Stated task ->
Copy each line in the data that includes the word "Custo".

Dataset records:
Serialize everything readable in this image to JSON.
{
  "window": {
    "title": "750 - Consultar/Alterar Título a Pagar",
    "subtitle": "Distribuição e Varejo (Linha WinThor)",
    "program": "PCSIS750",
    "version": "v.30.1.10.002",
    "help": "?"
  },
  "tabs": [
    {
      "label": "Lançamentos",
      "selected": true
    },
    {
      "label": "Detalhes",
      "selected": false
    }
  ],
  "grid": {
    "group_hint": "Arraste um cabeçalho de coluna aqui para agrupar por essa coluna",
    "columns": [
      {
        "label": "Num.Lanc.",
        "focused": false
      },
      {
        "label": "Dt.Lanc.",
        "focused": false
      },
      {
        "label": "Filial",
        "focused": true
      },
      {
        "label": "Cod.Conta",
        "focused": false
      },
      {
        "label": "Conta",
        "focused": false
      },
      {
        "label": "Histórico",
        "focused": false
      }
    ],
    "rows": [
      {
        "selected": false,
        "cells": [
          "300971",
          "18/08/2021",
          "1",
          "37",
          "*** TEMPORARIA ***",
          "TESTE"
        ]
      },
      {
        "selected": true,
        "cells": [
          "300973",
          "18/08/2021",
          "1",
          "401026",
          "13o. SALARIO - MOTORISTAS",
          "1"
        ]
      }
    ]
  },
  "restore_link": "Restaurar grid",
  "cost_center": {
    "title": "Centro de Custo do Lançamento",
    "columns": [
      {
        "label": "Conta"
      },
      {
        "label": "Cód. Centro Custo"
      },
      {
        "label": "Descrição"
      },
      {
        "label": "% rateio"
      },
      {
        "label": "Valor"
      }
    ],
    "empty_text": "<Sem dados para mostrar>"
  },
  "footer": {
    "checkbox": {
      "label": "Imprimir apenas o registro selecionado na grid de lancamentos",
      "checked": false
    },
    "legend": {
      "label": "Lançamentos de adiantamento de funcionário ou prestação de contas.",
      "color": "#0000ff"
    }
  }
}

Reply to the task ->
    "title": "Centro de Custo do Lançamento",
        "label": "Cód. Centro Custo"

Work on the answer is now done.